» Exercise objective:
Copy the entries below word for word, keeping every line in its original order.

» Material for the task:

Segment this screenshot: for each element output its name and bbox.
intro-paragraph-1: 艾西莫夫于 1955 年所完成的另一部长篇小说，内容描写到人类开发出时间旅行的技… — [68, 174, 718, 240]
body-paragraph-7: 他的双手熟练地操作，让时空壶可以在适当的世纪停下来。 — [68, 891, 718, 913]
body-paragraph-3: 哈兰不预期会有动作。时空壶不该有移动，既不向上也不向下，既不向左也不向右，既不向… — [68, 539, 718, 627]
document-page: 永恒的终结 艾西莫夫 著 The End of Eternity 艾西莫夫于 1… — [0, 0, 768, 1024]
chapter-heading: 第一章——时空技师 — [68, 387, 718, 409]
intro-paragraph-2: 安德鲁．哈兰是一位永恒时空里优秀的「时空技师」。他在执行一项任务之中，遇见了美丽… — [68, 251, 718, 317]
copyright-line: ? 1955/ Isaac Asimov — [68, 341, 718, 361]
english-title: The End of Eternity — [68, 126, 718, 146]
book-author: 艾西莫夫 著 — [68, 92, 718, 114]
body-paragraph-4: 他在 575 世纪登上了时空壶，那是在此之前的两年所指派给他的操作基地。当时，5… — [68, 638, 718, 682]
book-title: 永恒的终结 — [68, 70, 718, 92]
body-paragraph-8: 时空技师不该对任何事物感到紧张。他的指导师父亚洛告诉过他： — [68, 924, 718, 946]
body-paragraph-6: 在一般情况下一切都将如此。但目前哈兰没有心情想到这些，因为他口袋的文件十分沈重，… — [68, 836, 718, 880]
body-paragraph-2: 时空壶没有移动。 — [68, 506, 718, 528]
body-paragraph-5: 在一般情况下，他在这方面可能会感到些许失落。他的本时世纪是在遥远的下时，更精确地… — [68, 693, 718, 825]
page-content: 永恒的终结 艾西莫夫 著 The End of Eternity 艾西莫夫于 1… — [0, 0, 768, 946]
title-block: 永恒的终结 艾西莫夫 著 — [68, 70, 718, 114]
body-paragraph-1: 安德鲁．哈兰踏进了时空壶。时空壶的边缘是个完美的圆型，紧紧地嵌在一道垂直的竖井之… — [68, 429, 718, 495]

» Answer to the exercise:
Segment this screenshot: for each element output its name and bbox.
intro-paragraph-1: 艾西莫夫于 1955 年所完成的另一部长篇小说，内容描写到人类开发出时间旅行的技… — [68, 174, 718, 240]
body-paragraph-7: 他的双手熟练地操作，让时空壶可以在适当的世纪停下来。 — [68, 891, 718, 913]
body-paragraph-3: 哈兰不预期会有动作。时空壶不该有移动，既不向上也不向下，既不向左也不向右，既不向… — [68, 539, 718, 627]
document-page: 永恒的终结 艾西莫夫 著 The End of Eternity 艾西莫夫于 1… — [0, 0, 768, 1024]
chapter-heading: 第一章——时空技师 — [68, 387, 718, 409]
intro-paragraph-2: 安德鲁．哈兰是一位永恒时空里优秀的「时空技师」。他在执行一项任务之中，遇见了美丽… — [68, 251, 718, 317]
copyright-line: ? 1955/ Isaac Asimov — [68, 341, 718, 361]
english-title: The End of Eternity — [68, 126, 718, 146]
book-author: 艾西莫夫 著 — [68, 92, 718, 114]
body-paragraph-4: 他在 575 世纪登上了时空壶，那是在此之前的两年所指派给他的操作基地。当时，5… — [68, 638, 718, 682]
book-title: 永恒的终结 — [68, 70, 718, 92]
body-paragraph-8: 时空技师不该对任何事物感到紧张。他的指导师父亚洛告诉过他： — [68, 924, 718, 946]
body-paragraph-6: 在一般情况下一切都将如此。但目前哈兰没有心情想到这些，因为他口袋的文件十分沈重，… — [68, 836, 718, 880]
body-paragraph-2: 时空壶没有移动。 — [68, 506, 718, 528]
body-paragraph-5: 在一般情况下，他在这方面可能会感到些许失落。他的本时世纪是在遥远的下时，更精确地… — [68, 693, 718, 825]
page-content: 永恒的终结 艾西莫夫 著 The End of Eternity 艾西莫夫于 1… — [0, 0, 768, 946]
title-block: 永恒的终结 艾西莫夫 著 — [68, 70, 718, 114]
body-paragraph-1: 安德鲁．哈兰踏进了时空壶。时空壶的边缘是个完美的圆型，紧紧地嵌在一道垂直的竖井之… — [68, 429, 718, 495]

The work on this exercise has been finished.